EXERCISE REQUIREMENTS.
Reproduce all of the listing below without alteration.

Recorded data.

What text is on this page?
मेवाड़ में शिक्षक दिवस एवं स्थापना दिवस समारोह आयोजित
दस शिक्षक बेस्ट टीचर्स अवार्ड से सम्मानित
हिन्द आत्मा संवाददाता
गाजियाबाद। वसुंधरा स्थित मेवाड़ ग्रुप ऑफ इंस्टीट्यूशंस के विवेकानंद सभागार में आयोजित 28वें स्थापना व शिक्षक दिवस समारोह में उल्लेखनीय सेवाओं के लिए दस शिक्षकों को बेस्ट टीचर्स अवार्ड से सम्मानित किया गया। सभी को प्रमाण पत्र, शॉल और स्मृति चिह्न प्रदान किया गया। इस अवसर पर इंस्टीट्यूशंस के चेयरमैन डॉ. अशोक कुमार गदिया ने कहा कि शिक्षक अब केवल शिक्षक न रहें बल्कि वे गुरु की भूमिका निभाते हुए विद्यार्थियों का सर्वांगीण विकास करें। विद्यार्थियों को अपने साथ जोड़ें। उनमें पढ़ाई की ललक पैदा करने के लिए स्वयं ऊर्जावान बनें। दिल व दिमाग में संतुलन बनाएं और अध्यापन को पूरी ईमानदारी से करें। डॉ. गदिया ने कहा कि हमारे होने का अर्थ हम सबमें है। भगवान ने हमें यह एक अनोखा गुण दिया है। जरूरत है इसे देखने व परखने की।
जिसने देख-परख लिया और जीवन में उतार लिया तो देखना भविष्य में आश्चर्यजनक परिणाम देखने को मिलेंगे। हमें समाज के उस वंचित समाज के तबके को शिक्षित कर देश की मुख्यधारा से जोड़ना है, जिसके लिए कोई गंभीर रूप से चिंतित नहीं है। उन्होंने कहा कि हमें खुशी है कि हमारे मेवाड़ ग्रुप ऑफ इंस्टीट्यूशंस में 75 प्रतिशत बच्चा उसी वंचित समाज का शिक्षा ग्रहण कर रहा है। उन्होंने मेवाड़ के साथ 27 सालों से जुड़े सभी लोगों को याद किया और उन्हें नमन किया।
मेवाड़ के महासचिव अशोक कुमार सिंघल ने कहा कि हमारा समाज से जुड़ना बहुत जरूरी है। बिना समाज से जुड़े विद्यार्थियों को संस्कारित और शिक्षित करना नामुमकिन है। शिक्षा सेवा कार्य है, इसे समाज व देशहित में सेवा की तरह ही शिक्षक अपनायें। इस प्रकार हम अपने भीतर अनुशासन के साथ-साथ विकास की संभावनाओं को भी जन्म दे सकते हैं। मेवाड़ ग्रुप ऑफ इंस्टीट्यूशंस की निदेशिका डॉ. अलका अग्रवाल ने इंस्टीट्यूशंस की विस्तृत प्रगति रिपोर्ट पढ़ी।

SOLUTION TO THIS TASK.
What text is on this page?
मेवाड़ में शिक्षक दिवस एवं स्थापना दिवस समारोह आयोजित
दस शिक्षक बेस्ट टीचर्स अवार्ड से सम्मानित
हिन्द आत्मा संवाददाता
गाजियाबाद। वसुंधरा स्थित मेवाड़ ग्रुप ऑफ इंस्टीट्यूशंस के विवेकानंद सभागार में आयोजित 28वें स्थापना व शिक्षक दिवस समारोह में उल्लेखनीय सेवाओं के लिए दस शिक्षकों को बेस्ट टीचर्स अवार्ड से सम्मानित किया गया। सभी को प्रमाण पत्र, शॉल और स्मृति चिह्न प्रदान किया गया। इस अवसर पर इंस्टीट्यूशंस के चेयरमैन डॉ. अशोक कुमार गदिया ने कहा कि शिक्षक अब केवल शिक्षक न रहें बल्कि वे गुरु की भूमिका निभाते हुए विद्यार्थियों का सर्वांगीण विकास करें। विद्यार्थियों को अपने साथ जोड़ें। उनमें पढ़ाई की ललक पैदा करने के लिए स्वयं ऊर्जावान बनें। दिल व दिमाग में संतुलन बनाएं और अध्यापन को पूरी ईमानदारी से करें। डॉ. गदिया ने कहा कि हमारे होने का अर्थ हम सबमें है। भगवान ने हमें यह एक अनोखा गुण दिया है। जरूरत है इसे देखने व परखने की।
जिसने देख-परख लिया और जीवन में उतार लिया तो देखना भविष्य में आश्चर्यजनक परिणाम देखने को मिलेंगे। हमें समाज के उस वंचित समाज के तबके को शिक्षित कर देश की मुख्यधारा से जोड़ना है, जिसके लिए कोई गंभीर रूप से चिंतित नहीं है। उन्होंने कहा कि हमें खुशी है कि हमारे मेवाड़ ग्रुप ऑफ इंस्टीट्यूशंस में 75 प्रतिशत बच्चा उसी वंचित समाज का शिक्षा ग्रहण कर रहा है। उन्होंने मेवाड़ के साथ 27 सालों से जुड़े सभी लोगों को याद किया और उन्हें नमन किया।
मेवाड़ के महासचिव अशोक कुमार सिंघल ने कहा कि हमारा समाज से जुड़ना बहुत जरूरी है। बिना समाज से जुड़े विद्यार्थियों को संस्कारित और शिक्षित करना नामुमकिन है। शिक्षा सेवा कार्य है, इसे समाज व देशहित में सेवा की तरह ही शिक्षक अपनायें। इस प्रकार हम अपने भीतर अनुशासन के साथ-साथ विकास की संभावनाओं को भी जन्म दे सकते हैं। मेवाड़ ग्रुप ऑफ इंस्टीट्यूशंस की निदेशिका डॉ. अलका अग्रवाल ने इंस्टीट्यूशंस की विस्तृत प्रगति रिपोर्ट पढ़ी।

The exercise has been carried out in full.